Records:
— Begin —

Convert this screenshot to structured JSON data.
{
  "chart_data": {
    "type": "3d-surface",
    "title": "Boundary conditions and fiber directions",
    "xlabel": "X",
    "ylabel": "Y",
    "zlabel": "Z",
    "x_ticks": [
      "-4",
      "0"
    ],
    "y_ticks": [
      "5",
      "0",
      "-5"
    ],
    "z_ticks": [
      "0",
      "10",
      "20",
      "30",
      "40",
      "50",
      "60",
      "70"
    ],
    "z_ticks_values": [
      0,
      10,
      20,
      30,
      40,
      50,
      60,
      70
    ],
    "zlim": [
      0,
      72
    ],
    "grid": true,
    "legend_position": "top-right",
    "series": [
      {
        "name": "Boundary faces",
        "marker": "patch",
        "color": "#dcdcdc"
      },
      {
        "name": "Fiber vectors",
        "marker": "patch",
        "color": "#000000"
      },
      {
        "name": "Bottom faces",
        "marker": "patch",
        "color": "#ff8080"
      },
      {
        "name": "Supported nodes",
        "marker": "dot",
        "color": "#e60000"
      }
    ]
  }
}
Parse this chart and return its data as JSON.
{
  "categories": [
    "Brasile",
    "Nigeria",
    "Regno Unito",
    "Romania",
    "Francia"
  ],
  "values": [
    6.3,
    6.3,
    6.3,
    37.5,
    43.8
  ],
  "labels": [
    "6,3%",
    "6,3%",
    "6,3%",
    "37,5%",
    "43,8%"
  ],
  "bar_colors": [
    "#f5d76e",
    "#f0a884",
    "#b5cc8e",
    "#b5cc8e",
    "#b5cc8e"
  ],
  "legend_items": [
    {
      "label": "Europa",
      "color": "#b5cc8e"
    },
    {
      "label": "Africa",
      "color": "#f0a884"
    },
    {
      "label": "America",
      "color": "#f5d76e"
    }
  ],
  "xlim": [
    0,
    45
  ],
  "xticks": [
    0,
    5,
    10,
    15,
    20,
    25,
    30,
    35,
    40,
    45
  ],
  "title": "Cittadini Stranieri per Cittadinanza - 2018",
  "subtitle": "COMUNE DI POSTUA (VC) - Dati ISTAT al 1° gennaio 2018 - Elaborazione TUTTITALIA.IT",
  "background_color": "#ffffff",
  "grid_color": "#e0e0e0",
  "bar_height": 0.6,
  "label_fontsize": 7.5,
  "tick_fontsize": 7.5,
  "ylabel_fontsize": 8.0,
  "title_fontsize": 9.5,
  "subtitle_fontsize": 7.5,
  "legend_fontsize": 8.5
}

— End —

Aim of the task: Repeat the material from above exactly, word for word.

Solution:
Convert this screenshot to structured JSON data.
{
  "chart_data": {
    "type": "3d-surface",
    "title": "Boundary conditions and fiber directions",
    "xlabel": "X",
    "ylabel": "Y",
    "zlabel": "Z",
    "x_ticks": [
      "-4",
      "0"
    ],
    "y_ticks": [
      "5",
      "0",
      "-5"
    ],
    "z_ticks": [
      "0",
      "10",
      "20",
      "30",
      "40",
      "50",
      "60",
      "70"
    ],
    "z_ticks_values": [
      0,
      10,
      20,
      30,
      40,
      50,
      60,
      70
    ],
    "zlim": [
      0,
      72
    ],
    "grid": true,
    "legend_position": "top-right",
    "series": [
      {
        "name": "Boundary faces",
        "marker": "patch",
        "color": "#dcdcdc"
      },
      {
        "name": "Fiber vectors",
        "marker": "patch",
        "color": "#000000"
      },
      {
        "name": "Bottom faces",
        "marker": "patch",
        "color": "#ff8080"
      },
      {
        "name": "Supported nodes",
        "marker": "dot",
        "color": "#e60000"
      }
    ]
  }
}
Parse this chart and return its data as JSON.
{
  "categories": [
    "Brasile",
    "Nigeria",
    "Regno Unito",
    "Romania",
    "Francia"
  ],
  "values": [
    6.3,
    6.3,
    6.3,
    37.5,
    43.8
  ],
  "labels": [
    "6,3%",
    "6,3%",
    "6,3%",
    "37,5%",
    "43,8%"
  ],
  "bar_colors": [
    "#f5d76e",
    "#f0a884",
    "#b5cc8e",
    "#b5cc8e",
    "#b5cc8e"
  ],
  "legend_items": [
    {
      "label": "Europa",
      "color": "#b5cc8e"
    },
    {
      "label": "Africa",
      "color": "#f0a884"
    },
    {
      "label": "America",
      "color": "#f5d76e"
    }
  ],
  "xlim": [
    0,
    45
  ],
  "xticks": [
    0,
    5,
    10,
    15,
    20,
    25,
    30,
    35,
    40,
    45
  ],
  "title": "Cittadini Stranieri per Cittadinanza - 2018",
  "subtitle": "COMUNE DI POSTUA (VC) - Dati ISTAT al 1° gennaio 2018 - Elaborazione TUTTITALIA.IT",
  "background_color": "#ffffff",
  "grid_color": "#e0e0e0",
  "bar_height": 0.6,
  "label_fontsize": 7.5,
  "tick_fontsize": 7.5,
  "ylabel_fontsize": 8.0,
  "title_fontsize": 9.5,
  "subtitle_fontsize": 7.5,
  "legend_fontsize": 8.5
}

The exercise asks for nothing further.